## Requirement
Reply only with how many lines contain the word "como".
━━━
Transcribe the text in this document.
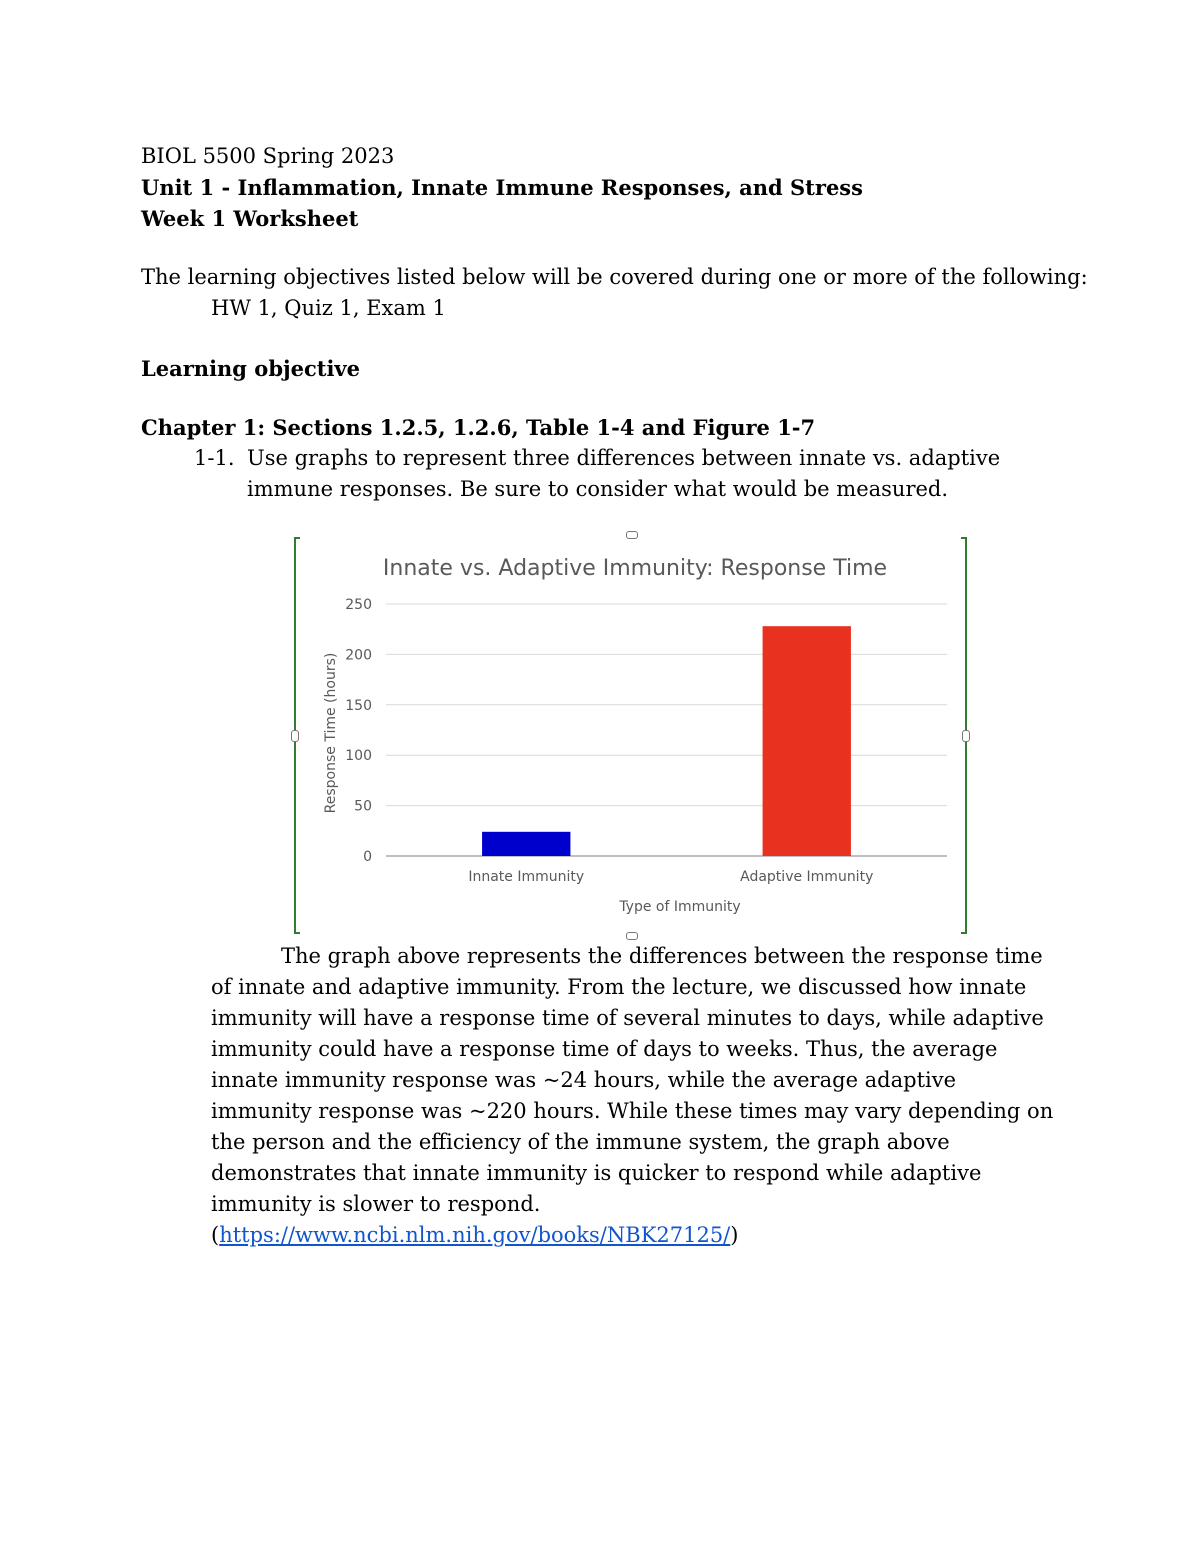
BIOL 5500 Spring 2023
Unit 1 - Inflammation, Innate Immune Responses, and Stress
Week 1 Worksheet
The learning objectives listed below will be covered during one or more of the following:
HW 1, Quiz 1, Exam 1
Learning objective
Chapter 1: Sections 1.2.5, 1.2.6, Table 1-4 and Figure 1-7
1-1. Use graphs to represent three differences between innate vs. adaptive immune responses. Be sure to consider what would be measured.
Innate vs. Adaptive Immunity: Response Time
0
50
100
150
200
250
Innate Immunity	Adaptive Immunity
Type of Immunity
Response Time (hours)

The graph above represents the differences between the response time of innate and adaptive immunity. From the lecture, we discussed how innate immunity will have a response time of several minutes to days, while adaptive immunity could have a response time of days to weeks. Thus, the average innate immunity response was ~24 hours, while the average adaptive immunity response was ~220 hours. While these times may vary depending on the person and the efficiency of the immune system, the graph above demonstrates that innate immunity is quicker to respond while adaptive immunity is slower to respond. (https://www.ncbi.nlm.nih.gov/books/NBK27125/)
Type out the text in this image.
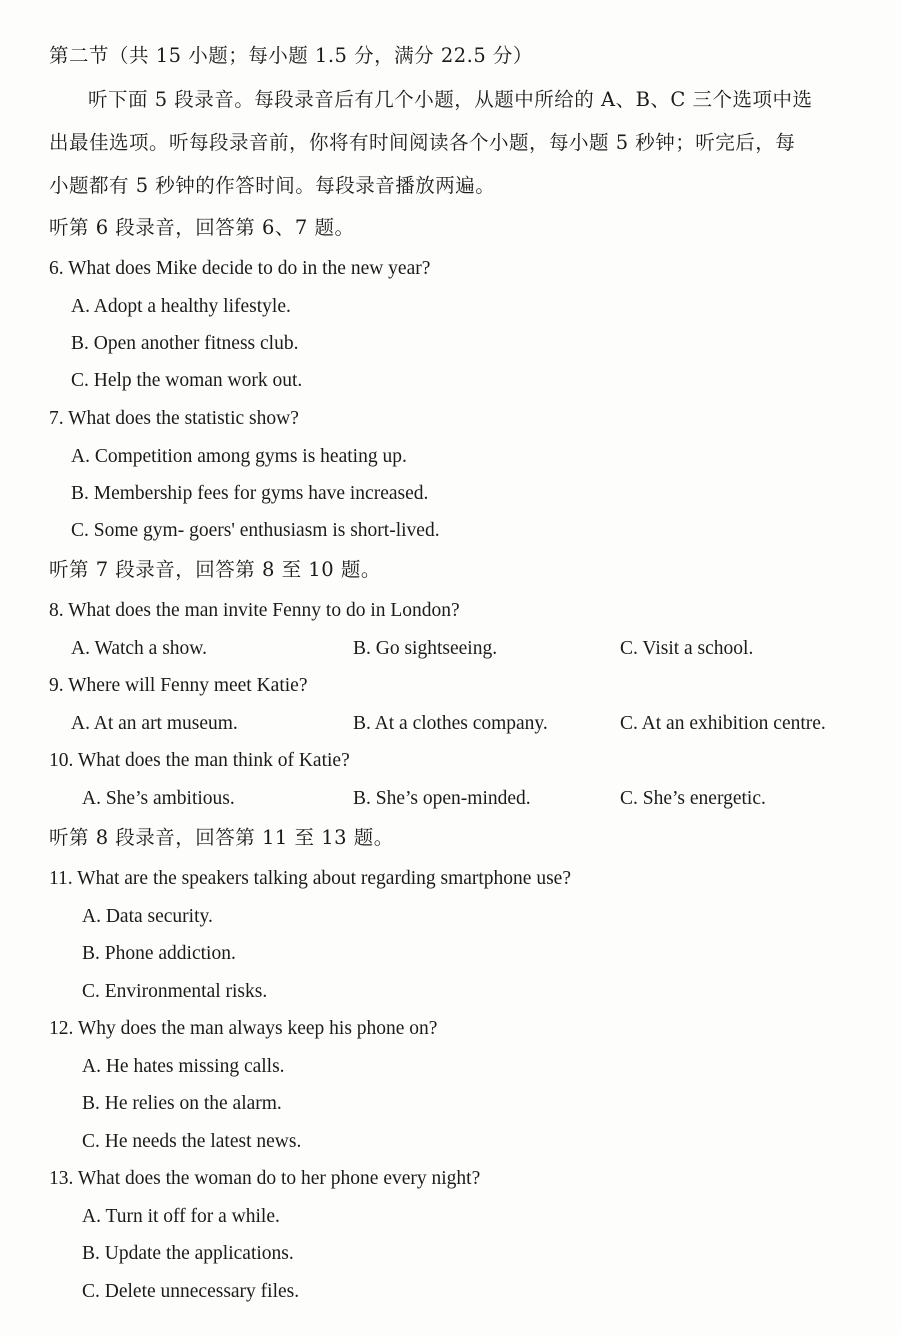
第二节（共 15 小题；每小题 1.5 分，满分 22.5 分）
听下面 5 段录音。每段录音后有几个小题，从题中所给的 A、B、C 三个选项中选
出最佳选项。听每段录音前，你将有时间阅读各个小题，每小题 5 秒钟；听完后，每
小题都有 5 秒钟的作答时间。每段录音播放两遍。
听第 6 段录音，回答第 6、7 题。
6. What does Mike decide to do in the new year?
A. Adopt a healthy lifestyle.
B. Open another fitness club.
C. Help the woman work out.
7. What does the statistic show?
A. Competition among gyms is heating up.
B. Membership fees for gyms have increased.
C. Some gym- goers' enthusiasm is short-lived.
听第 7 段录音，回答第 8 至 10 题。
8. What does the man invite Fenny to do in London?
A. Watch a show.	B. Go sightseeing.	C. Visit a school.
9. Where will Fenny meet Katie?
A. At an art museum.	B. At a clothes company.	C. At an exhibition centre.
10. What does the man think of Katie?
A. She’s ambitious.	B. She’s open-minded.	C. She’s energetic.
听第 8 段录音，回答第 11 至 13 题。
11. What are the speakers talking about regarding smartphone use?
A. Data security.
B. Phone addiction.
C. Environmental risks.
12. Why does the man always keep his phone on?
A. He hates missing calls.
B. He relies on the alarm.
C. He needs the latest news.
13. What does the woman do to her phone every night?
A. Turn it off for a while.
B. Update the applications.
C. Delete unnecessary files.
━━━
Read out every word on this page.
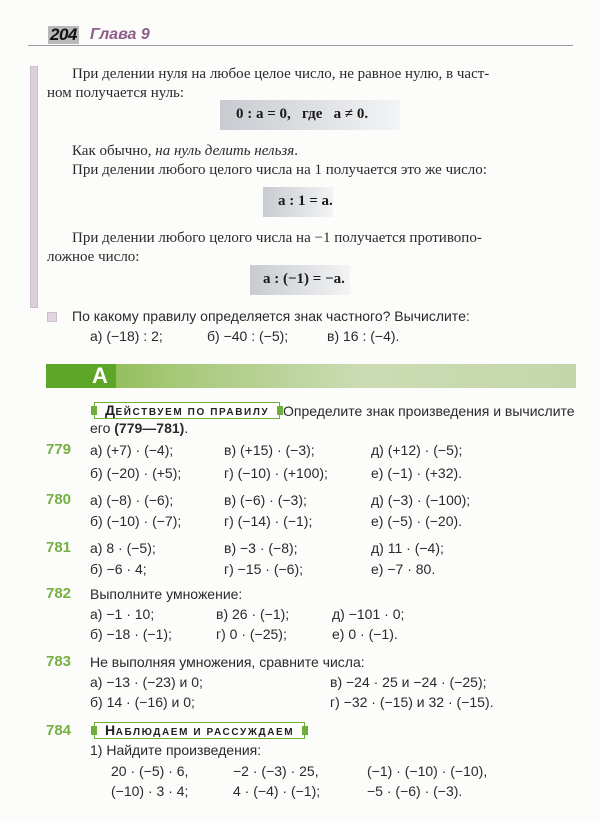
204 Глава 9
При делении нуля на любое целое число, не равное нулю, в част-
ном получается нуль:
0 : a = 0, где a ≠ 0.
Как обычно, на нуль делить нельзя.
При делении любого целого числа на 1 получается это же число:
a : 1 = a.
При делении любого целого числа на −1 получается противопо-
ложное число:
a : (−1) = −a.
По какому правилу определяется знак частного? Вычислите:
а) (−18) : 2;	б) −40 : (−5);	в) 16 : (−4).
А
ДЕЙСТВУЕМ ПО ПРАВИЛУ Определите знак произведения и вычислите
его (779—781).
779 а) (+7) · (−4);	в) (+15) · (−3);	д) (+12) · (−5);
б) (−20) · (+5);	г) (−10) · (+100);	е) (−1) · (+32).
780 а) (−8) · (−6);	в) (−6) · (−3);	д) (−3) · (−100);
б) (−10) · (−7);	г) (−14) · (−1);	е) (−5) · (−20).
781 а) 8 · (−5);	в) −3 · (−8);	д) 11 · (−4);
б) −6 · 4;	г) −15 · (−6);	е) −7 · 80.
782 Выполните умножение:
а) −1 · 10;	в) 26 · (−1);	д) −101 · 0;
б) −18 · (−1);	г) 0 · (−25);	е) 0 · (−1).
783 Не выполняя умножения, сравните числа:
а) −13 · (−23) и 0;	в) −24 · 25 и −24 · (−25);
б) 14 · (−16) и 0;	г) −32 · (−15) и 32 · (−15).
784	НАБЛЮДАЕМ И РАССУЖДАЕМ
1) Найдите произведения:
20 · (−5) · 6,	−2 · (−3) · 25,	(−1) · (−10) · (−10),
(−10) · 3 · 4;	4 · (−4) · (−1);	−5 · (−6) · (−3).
━━━
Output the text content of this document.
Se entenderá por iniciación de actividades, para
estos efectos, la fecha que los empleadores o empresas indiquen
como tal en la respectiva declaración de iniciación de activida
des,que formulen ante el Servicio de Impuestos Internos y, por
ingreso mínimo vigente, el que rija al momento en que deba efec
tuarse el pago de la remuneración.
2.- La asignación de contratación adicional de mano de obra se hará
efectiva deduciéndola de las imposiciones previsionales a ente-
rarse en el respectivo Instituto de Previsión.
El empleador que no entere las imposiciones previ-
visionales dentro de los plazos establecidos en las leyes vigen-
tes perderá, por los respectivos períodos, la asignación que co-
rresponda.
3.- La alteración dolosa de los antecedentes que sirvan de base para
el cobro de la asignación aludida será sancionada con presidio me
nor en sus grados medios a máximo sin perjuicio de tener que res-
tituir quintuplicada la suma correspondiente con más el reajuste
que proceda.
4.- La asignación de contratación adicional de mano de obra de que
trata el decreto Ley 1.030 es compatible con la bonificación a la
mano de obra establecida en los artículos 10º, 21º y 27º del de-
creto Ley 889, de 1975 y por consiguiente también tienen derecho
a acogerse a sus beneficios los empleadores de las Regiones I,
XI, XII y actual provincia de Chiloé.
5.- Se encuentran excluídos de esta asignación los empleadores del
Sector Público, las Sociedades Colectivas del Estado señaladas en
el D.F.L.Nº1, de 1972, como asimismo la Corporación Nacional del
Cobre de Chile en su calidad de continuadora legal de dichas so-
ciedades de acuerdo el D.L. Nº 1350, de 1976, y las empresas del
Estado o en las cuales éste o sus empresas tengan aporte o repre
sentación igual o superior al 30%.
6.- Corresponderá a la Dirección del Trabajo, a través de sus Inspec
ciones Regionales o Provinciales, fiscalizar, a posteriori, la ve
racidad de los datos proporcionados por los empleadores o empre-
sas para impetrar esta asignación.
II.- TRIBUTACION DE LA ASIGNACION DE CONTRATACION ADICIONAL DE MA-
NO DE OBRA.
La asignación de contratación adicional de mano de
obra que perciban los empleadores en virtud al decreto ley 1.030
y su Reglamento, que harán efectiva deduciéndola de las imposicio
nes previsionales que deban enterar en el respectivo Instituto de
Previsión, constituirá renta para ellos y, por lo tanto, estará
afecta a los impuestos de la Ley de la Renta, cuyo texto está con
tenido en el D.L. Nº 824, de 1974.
━━━
## Final result
2